* Data records
* Start *

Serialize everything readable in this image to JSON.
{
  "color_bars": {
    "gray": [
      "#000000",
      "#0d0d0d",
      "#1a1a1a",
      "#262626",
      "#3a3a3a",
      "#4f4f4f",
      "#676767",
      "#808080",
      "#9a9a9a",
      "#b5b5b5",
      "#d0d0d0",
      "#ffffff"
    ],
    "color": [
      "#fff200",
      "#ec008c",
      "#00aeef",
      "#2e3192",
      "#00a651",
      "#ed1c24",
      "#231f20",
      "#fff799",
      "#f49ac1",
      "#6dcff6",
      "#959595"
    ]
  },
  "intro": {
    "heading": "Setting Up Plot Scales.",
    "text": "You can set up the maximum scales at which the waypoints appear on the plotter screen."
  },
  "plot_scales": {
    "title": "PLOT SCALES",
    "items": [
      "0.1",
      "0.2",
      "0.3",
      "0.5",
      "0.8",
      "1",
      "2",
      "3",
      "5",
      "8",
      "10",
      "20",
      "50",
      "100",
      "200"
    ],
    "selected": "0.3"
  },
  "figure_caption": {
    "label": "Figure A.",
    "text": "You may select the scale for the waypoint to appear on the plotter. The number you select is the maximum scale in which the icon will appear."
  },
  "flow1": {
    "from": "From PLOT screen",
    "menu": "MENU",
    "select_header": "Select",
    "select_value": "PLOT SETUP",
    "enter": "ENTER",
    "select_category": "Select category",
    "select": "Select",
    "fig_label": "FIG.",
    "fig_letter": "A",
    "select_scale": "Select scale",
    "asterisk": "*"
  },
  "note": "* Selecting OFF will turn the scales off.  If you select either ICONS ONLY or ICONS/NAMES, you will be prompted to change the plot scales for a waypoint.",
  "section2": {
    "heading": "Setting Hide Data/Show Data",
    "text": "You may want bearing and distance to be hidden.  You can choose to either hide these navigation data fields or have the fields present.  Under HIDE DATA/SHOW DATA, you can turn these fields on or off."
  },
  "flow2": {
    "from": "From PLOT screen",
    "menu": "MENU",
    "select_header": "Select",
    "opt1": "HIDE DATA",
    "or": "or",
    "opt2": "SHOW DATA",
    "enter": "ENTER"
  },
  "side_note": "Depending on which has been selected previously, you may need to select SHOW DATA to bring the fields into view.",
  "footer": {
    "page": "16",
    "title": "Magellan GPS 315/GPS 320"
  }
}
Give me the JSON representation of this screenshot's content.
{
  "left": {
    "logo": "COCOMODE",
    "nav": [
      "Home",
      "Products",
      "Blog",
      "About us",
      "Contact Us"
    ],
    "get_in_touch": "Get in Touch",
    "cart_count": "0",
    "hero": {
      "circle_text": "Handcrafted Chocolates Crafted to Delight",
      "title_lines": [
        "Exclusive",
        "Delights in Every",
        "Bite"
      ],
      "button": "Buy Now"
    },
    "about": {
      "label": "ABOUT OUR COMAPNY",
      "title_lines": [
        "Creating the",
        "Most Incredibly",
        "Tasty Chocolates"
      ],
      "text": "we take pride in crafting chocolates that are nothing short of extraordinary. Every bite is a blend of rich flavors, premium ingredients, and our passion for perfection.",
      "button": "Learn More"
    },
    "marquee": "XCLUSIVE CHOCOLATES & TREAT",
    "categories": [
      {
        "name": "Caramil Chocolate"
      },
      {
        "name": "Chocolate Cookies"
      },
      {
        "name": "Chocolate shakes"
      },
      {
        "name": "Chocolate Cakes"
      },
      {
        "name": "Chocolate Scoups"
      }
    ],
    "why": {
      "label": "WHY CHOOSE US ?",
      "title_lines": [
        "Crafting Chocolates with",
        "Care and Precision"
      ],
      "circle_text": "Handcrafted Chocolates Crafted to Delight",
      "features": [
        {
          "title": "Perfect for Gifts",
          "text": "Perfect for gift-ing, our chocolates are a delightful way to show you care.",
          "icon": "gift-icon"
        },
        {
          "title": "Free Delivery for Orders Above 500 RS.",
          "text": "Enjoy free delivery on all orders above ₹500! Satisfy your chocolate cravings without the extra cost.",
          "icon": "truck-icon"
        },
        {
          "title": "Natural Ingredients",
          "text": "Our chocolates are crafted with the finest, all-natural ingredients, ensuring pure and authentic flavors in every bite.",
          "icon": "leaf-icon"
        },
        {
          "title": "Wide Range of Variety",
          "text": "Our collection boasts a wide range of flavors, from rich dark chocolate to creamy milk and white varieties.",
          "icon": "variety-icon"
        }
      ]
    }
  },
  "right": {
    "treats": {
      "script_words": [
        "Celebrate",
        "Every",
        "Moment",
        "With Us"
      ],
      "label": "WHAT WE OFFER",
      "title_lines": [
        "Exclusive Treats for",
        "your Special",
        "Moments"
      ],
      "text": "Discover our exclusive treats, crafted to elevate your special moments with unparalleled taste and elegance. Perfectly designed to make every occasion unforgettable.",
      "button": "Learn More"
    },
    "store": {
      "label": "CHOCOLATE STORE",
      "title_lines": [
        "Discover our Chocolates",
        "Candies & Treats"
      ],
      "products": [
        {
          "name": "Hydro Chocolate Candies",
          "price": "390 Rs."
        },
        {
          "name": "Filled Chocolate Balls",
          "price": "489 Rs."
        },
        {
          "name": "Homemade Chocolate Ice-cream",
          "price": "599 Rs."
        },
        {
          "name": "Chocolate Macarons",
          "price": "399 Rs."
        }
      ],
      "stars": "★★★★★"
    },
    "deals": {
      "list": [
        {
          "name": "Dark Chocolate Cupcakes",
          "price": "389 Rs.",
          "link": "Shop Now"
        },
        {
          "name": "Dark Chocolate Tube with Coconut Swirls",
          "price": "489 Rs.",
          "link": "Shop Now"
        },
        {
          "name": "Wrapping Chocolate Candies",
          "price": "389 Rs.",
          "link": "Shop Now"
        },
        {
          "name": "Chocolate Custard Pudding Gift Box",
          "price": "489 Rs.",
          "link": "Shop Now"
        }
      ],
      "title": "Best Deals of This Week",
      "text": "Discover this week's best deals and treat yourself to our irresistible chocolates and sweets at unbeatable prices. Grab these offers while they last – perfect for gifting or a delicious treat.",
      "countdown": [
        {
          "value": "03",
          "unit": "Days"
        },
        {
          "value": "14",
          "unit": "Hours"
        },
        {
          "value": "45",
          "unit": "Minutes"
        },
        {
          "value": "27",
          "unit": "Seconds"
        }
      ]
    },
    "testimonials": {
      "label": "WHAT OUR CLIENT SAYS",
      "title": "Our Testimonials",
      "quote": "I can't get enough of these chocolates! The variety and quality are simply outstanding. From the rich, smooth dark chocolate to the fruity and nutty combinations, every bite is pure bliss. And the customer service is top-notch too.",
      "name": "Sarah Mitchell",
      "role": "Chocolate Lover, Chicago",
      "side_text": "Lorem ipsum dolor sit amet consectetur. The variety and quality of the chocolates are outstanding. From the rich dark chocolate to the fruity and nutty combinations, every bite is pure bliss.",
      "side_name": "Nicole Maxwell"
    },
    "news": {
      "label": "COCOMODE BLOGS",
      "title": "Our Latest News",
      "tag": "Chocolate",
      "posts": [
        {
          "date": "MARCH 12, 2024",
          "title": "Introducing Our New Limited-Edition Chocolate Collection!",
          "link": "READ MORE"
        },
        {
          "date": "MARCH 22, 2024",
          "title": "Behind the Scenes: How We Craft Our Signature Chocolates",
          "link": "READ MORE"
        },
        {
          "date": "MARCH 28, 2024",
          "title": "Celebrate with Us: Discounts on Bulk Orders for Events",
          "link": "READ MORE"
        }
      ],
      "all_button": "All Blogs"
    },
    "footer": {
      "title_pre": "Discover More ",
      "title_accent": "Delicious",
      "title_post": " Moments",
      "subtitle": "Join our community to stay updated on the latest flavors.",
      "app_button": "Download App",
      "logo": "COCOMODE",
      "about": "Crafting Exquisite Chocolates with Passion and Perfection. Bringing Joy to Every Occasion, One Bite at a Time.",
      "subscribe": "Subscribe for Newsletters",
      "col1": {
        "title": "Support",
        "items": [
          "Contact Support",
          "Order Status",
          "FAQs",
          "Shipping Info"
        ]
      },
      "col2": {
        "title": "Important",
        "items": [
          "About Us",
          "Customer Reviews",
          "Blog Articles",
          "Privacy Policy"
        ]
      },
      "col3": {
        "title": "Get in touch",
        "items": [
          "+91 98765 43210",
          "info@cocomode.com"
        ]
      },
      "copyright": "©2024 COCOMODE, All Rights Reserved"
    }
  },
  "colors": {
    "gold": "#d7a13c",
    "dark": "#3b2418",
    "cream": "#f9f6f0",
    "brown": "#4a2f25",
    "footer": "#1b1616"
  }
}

* End *

* Stated goal
Report how many lines of the preceding records include "will". Output the number only.

* Task solution
2